*** Source material
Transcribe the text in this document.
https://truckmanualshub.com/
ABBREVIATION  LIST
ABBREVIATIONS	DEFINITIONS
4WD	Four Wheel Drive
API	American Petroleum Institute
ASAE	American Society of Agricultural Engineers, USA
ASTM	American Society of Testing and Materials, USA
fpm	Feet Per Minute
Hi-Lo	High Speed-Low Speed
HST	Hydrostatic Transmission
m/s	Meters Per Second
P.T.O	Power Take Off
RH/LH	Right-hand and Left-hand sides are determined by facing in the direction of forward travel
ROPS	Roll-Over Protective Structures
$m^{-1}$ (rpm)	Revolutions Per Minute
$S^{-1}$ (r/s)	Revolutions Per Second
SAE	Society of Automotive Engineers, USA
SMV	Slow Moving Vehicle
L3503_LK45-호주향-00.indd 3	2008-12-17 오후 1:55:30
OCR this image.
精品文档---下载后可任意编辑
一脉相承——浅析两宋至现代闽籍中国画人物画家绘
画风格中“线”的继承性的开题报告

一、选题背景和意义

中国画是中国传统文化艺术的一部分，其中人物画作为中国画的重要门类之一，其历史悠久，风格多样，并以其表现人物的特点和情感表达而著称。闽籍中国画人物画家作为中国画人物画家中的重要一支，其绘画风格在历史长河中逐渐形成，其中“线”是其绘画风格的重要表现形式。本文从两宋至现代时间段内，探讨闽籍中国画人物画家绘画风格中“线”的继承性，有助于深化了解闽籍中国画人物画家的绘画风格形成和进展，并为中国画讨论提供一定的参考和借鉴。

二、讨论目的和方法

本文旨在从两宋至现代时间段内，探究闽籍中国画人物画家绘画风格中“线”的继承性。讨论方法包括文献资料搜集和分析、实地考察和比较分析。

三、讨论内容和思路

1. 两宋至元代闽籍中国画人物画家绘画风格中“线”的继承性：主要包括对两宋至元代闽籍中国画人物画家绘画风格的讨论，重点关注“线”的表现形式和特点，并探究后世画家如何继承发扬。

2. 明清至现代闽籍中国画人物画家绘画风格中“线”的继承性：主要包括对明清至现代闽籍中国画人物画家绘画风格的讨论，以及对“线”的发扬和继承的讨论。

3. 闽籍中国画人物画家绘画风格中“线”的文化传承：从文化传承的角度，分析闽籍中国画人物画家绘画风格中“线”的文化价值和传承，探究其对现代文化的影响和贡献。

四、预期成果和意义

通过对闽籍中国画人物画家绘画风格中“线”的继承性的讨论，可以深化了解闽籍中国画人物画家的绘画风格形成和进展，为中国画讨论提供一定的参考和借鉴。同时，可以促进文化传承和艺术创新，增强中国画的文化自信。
******
[Required task]:
Copy each line in the data that holds the word "Second".

[The completed task]:
m/s	Meters Per Second
$S^{-1}$ (r/s)	Revolutions Per Second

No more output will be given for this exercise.